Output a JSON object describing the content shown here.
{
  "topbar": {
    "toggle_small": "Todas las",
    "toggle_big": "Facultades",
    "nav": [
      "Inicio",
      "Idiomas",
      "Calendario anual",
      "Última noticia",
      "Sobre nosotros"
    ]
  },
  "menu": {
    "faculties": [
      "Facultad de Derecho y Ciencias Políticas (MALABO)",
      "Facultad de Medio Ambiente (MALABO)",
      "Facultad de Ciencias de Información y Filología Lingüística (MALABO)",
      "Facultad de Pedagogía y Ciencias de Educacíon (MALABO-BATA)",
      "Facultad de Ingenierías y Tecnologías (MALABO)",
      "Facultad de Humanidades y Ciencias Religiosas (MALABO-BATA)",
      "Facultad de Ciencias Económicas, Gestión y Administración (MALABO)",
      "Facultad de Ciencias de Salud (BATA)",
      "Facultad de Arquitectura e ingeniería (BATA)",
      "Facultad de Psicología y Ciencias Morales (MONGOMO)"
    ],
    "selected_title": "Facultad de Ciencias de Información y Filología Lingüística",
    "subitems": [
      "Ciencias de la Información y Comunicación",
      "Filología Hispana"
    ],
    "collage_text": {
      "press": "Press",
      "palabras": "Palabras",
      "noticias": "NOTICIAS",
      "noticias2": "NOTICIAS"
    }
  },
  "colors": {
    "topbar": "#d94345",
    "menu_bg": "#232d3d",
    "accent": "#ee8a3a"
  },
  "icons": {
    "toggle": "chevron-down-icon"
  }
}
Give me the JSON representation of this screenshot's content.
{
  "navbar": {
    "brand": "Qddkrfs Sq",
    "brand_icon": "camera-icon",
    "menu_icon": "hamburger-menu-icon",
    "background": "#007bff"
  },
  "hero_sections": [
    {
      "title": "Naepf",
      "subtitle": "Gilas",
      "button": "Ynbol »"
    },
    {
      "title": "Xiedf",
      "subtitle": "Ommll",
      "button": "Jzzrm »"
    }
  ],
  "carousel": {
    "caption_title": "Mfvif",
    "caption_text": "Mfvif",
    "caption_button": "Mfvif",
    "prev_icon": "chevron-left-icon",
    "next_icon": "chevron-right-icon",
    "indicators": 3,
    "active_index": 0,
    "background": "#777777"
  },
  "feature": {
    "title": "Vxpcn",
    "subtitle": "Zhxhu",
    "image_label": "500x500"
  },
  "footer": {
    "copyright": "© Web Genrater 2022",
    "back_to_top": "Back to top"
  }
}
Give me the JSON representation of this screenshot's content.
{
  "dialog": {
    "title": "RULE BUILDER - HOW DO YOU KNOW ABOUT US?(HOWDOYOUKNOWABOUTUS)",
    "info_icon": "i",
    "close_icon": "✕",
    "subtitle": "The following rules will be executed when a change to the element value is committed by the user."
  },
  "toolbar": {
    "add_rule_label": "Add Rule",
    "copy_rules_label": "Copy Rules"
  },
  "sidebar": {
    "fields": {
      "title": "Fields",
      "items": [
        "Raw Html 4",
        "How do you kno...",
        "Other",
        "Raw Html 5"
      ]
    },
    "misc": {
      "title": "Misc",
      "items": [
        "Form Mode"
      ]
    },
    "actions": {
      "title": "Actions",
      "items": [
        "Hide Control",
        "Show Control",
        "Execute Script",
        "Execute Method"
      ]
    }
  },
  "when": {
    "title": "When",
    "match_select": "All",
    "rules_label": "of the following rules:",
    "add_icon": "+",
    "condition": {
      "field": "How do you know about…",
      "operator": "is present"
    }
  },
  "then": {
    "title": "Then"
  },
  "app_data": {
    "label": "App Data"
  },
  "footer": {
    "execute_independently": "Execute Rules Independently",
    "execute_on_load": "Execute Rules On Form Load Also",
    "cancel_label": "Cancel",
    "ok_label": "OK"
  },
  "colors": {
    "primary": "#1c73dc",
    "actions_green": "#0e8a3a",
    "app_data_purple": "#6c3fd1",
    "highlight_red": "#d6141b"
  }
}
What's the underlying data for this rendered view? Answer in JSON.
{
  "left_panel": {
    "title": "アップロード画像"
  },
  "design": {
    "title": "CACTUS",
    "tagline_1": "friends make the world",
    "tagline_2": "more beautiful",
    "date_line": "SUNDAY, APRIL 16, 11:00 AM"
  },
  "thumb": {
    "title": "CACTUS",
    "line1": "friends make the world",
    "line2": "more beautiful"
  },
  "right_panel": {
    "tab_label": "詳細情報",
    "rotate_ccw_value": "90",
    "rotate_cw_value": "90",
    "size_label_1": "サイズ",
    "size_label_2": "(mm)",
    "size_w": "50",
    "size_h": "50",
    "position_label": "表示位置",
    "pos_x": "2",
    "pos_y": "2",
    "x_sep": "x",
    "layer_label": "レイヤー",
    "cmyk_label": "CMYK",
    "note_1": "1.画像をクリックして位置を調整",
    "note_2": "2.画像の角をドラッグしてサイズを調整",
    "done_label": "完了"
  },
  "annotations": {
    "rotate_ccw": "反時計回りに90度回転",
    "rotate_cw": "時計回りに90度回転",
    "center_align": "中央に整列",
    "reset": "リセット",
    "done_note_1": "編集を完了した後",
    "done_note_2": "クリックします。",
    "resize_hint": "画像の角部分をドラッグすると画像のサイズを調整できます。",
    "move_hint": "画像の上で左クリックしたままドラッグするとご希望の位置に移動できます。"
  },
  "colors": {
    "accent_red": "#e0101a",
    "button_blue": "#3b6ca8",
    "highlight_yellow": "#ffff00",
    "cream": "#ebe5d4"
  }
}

__________________________________________________

Exercise directions:
Collect each line holding the string "Lingüística".

The output:
      "Facultad de Ciencias de Información y Filología Lingüística (MALABO)",
    "selected_title": "Facultad de Ciencias de Información y Filología Lingüística",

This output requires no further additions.